CHALLENGE = Collect every line that includes the string "способом".

Items from a dataset =
┌──

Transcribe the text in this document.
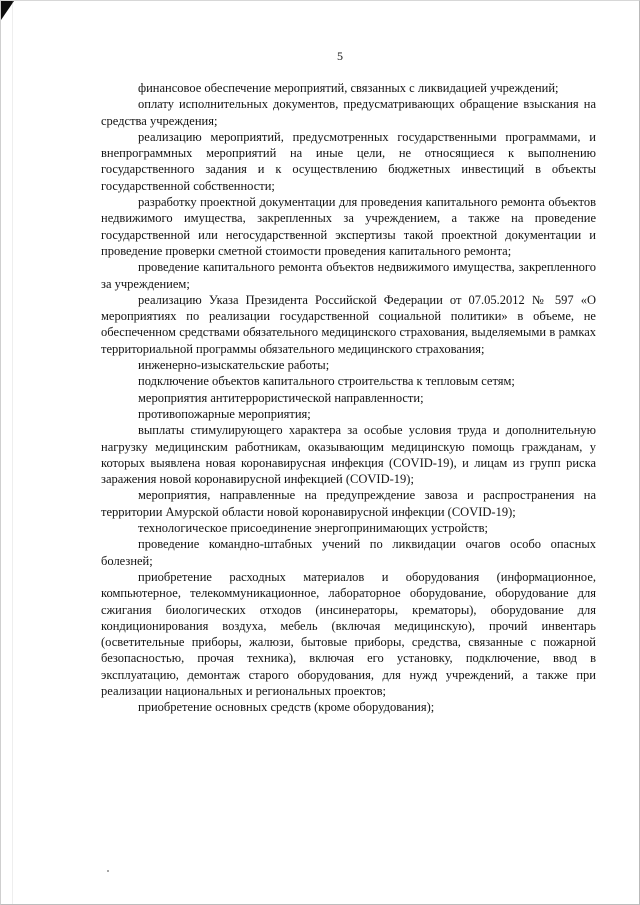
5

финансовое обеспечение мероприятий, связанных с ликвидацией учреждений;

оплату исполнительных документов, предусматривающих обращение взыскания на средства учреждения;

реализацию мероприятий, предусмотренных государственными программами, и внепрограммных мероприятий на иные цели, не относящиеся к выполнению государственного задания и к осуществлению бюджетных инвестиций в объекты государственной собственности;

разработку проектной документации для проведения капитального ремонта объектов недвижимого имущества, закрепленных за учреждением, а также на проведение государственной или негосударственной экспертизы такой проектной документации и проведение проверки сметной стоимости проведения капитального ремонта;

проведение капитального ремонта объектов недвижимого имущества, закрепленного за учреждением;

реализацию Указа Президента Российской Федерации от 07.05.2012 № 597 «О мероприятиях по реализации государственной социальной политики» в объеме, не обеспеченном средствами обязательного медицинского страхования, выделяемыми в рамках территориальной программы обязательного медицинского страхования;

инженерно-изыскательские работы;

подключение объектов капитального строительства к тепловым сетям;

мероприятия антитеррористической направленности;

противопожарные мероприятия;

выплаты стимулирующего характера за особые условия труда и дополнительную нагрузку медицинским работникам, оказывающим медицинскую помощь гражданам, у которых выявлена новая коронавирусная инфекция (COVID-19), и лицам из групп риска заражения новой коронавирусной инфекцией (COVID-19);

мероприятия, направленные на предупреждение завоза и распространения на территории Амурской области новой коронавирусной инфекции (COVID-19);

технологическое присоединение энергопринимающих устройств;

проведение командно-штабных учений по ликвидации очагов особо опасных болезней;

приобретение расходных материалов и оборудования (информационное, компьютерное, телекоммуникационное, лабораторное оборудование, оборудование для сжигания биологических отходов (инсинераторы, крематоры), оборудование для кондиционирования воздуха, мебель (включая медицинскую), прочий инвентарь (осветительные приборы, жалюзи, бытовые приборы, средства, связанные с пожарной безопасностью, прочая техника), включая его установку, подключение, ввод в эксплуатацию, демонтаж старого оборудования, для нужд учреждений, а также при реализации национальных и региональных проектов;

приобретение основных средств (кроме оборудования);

└──
┌──

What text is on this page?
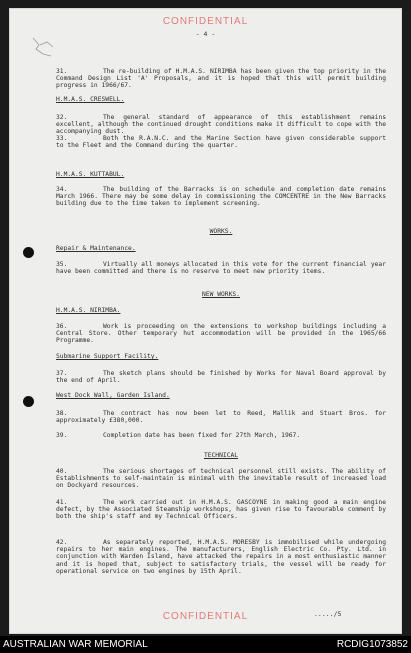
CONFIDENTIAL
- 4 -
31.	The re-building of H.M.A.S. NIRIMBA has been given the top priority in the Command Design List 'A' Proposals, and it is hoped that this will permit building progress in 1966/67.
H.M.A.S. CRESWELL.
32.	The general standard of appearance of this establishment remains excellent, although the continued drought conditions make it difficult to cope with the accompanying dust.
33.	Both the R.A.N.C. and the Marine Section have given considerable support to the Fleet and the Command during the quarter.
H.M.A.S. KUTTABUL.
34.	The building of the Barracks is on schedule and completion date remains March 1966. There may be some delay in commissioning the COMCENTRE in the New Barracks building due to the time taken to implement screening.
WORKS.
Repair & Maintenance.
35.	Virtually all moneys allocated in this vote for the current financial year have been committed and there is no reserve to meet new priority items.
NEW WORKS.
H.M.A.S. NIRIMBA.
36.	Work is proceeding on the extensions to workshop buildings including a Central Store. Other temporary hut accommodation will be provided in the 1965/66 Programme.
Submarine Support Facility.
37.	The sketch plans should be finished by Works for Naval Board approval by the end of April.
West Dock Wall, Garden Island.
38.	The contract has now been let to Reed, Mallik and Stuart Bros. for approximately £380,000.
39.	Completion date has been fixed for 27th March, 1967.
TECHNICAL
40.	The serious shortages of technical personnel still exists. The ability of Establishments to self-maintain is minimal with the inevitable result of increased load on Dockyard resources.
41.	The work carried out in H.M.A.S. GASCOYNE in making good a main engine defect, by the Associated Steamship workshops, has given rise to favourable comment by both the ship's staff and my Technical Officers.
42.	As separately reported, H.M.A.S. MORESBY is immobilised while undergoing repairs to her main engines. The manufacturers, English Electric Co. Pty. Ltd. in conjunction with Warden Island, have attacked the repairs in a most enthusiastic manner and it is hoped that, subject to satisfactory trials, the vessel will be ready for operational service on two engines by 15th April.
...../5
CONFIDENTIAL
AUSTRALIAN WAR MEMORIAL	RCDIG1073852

└──
┌──

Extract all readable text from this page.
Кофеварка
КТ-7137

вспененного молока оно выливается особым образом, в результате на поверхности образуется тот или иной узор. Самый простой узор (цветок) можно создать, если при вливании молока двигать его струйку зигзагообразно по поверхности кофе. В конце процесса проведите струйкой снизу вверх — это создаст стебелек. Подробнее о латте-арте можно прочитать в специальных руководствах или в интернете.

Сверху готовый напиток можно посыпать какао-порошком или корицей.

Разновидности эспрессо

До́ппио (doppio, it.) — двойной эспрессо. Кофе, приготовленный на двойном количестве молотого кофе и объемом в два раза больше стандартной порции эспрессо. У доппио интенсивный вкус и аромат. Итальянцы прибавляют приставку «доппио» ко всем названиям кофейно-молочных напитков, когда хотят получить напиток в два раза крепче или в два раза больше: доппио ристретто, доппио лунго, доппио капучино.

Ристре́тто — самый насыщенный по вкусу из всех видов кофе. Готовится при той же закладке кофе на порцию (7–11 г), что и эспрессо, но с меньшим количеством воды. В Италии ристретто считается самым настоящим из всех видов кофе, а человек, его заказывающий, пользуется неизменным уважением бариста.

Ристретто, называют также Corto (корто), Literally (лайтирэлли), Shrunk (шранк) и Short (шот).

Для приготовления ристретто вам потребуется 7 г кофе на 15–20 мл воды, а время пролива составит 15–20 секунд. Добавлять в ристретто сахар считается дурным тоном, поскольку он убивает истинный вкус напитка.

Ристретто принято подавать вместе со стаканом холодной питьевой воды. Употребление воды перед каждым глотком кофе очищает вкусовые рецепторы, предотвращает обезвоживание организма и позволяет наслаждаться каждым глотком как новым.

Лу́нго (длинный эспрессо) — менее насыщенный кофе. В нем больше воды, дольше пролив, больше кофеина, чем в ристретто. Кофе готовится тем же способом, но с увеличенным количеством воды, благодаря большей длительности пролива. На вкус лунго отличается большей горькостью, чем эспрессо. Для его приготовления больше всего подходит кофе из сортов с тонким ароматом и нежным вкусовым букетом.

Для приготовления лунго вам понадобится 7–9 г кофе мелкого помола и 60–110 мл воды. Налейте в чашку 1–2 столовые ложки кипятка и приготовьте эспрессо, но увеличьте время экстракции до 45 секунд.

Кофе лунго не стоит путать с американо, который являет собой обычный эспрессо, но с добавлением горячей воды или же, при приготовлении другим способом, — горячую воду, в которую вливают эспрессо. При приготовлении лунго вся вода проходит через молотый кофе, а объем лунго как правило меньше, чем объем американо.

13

└──

TASK RESPONSE =
Лу́нго (длинный эспрессо) — менее насыщенный кофе. В нем больше воды, дольше пролив, больше кофеина, чем в ристретто. Кофе готовится тем же способом, но с увеличенным количеством воды, благодаря большей длительности пролива. На вкус лунго отличается большей горькостью, чем эспрессо. Для его приготовления больше всего подходит кофе из сортов с тонким ароматом и нежным вкусовым букетом.
Кофе лунго не стоит путать с американо, который являет собой обычный эспрессо, но с добавлением горячей воды или же, при приготовлении другим способом, — горячую воду, в которую вливают эспрессо. При приготовлении лунго вся вода проходит через молотый кофе, а объем лунго как правило меньше, чем объем американо.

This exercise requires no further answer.